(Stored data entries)

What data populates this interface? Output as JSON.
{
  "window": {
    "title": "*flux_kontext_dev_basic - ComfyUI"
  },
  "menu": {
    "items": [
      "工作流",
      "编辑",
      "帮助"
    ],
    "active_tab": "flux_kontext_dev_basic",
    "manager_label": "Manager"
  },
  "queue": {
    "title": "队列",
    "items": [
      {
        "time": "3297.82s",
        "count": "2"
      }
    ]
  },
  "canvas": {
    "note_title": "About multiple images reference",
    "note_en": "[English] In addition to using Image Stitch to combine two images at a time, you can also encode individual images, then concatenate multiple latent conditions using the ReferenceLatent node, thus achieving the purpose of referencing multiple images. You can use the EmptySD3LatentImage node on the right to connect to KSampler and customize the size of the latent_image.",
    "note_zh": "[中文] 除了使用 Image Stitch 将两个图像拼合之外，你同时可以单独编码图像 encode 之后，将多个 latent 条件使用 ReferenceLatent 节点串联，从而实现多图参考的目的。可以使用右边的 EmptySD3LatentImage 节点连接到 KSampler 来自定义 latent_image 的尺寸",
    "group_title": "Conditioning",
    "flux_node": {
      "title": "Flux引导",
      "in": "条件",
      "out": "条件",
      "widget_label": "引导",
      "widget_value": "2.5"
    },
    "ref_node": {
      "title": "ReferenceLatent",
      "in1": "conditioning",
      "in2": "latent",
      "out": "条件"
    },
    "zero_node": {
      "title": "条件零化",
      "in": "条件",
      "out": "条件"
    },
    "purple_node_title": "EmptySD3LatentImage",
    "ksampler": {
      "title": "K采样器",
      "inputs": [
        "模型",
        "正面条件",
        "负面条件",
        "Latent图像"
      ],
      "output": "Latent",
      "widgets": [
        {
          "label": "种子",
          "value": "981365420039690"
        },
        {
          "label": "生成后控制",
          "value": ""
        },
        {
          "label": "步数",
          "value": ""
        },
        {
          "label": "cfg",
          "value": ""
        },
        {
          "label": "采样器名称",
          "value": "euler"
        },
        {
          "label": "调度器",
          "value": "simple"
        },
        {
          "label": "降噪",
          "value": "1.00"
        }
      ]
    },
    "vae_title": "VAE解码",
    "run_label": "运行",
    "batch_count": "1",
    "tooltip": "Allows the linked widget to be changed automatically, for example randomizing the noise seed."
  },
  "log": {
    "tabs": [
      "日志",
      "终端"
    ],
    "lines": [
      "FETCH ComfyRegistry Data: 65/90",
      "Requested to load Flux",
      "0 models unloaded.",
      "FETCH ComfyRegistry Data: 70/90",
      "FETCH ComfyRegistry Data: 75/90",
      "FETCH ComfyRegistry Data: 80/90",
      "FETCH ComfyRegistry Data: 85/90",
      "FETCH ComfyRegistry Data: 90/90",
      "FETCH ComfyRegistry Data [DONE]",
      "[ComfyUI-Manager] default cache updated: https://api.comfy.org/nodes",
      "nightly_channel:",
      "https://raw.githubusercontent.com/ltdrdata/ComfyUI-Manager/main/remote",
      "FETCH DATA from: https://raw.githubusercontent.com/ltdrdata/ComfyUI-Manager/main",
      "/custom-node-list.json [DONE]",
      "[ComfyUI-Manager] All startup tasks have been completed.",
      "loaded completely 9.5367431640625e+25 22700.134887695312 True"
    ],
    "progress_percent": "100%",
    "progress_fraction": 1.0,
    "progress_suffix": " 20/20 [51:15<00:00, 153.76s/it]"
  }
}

- SET PROBLEM -
Copy every record exactly, with nothing added or dropped.

- PROBLEM SOLUTION -
What data populates this interface? Output as JSON.
{
  "window": {
    "title": "*flux_kontext_dev_basic - ComfyUI"
  },
  "menu": {
    "items": [
      "工作流",
      "编辑",
      "帮助"
    ],
    "active_tab": "flux_kontext_dev_basic",
    "manager_label": "Manager"
  },
  "queue": {
    "title": "队列",
    "items": [
      {
        "time": "3297.82s",
        "count": "2"
      }
    ]
  },
  "canvas": {
    "note_title": "About multiple images reference",
    "note_en": "[English] In addition to using Image Stitch to combine two images at a time, you can also encode individual images, then concatenate multiple latent conditions using the ReferenceLatent node, thus achieving the purpose of referencing multiple images. You can use the EmptySD3LatentImage node on the right to connect to KSampler and customize the size of the latent_image.",
    "note_zh": "[中文] 除了使用 Image Stitch 将两个图像拼合之外，你同时可以单独编码图像 encode 之后，将多个 latent 条件使用 ReferenceLatent 节点串联，从而实现多图参考的目的。可以使用右边的 EmptySD3LatentImage 节点连接到 KSampler 来自定义 latent_image 的尺寸",
    "group_title": "Conditioning",
    "flux_node": {
      "title": "Flux引导",
      "in": "条件",
      "out": "条件",
      "widget_label": "引导",
      "widget_value": "2.5"
    },
    "ref_node": {
      "title": "ReferenceLatent",
      "in1": "conditioning",
      "in2": "latent",
      "out": "条件"
    },
    "zero_node": {
      "title": "条件零化",
      "in": "条件",
      "out": "条件"
    },
    "purple_node_title": "EmptySD3LatentImage",
    "ksampler": {
      "title": "K采样器",
      "inputs": [
        "模型",
        "正面条件",
        "负面条件",
        "Latent图像"
      ],
      "output": "Latent",
      "widgets": [
        {
          "label": "种子",
          "value": "981365420039690"
        },
        {
          "label": "生成后控制",
          "value": ""
        },
        {
          "label": "步数",
          "value": ""
        },
        {
          "label": "cfg",
          "value": ""
        },
        {
          "label": "采样器名称",
          "value": "euler"
        },
        {
          "label": "调度器",
          "value": "simple"
        },
        {
          "label": "降噪",
          "value": "1.00"
        }
      ]
    },
    "vae_title": "VAE解码",
    "run_label": "运行",
    "batch_count": "1",
    "tooltip": "Allows the linked widget to be changed automatically, for example randomizing the noise seed."
  },
  "log": {
    "tabs": [
      "日志",
      "终端"
    ],
    "lines": [
      "FETCH ComfyRegistry Data: 65/90",
      "Requested to load Flux",
      "0 models unloaded.",
      "FETCH ComfyRegistry Data: 70/90",
      "FETCH ComfyRegistry Data: 75/90",
      "FETCH ComfyRegistry Data: 80/90",
      "FETCH ComfyRegistry Data: 85/90",
      "FETCH ComfyRegistry Data: 90/90",
      "FETCH ComfyRegistry Data [DONE]",
      "[ComfyUI-Manager] default cache updated: https://api.comfy.org/nodes",
      "nightly_channel:",
      "https://raw.githubusercontent.com/ltdrdata/ComfyUI-Manager/main/remote",
      "FETCH DATA from: https://raw.githubusercontent.com/ltdrdata/ComfyUI-Manager/main",
      "/custom-node-list.json [DONE]",
      "[ComfyUI-Manager] All startup tasks have been completed.",
      "loaded completely 9.5367431640625e+25 22700.134887695312 True"
    ],
    "progress_percent": "100%",
    "progress_fraction": 1.0,
    "progress_suffix": " 20/20 [51:15<00:00, 153.76s/it]"
  }
}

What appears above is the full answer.